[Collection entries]

.....

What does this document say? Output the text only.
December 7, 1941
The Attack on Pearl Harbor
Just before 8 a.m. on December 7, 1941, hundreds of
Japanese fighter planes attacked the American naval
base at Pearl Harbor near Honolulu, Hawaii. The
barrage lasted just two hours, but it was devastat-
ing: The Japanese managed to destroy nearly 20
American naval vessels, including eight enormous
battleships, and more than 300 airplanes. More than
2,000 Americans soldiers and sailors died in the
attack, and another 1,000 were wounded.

.....

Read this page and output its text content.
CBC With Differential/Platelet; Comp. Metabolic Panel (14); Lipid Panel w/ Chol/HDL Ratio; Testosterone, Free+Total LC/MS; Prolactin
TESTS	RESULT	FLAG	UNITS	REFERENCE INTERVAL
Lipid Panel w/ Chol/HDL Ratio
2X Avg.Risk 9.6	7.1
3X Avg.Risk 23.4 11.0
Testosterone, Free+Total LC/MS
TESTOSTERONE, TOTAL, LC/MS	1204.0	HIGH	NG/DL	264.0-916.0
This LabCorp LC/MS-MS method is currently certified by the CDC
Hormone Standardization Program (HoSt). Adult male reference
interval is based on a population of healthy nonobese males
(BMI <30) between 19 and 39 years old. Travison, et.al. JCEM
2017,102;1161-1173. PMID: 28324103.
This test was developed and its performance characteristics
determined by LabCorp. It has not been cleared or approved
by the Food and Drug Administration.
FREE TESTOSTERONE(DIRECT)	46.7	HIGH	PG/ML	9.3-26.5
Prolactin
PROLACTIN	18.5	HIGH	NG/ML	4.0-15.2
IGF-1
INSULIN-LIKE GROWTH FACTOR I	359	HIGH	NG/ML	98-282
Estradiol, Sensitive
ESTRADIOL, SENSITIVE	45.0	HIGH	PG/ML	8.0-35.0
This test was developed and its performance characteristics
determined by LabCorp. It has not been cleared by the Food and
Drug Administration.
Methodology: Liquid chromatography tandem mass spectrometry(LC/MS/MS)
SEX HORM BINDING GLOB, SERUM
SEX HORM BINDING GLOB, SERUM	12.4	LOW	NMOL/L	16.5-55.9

.....

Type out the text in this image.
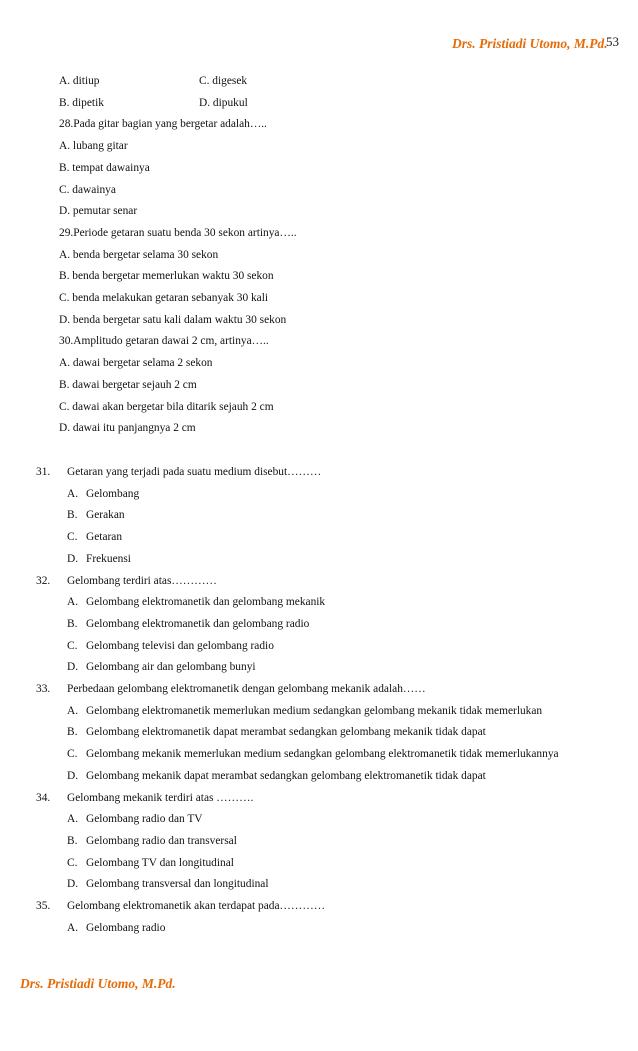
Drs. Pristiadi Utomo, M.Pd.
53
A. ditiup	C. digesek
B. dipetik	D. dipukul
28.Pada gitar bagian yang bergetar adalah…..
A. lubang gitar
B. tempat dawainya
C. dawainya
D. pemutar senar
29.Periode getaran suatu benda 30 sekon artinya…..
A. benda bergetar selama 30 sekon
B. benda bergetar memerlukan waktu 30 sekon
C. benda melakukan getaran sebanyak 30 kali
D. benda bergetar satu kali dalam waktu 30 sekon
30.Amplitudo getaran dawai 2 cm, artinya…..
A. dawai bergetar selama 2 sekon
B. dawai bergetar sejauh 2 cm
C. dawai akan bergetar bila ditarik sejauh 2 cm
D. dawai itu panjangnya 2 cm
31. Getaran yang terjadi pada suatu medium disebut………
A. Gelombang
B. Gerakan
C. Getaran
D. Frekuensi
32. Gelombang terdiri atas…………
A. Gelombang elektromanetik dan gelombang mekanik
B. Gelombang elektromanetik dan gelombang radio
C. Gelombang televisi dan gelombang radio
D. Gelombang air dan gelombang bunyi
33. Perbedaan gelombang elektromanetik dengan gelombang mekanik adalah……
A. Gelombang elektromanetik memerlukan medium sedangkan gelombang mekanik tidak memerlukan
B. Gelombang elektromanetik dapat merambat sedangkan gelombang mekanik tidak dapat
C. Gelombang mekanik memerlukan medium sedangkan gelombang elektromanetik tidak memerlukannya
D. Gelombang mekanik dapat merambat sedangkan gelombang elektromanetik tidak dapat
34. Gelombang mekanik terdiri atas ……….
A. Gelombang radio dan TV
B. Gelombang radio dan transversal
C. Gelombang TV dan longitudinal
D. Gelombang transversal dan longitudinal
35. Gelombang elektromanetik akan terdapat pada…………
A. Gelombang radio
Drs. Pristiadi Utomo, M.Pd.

.....

• _Task details_: Each line in the listing above that contains "terdiri" should be copied.

• _Written response_:
32. Gelombang terdiri atas…………
34. Gelombang mekanik terdiri atas ……….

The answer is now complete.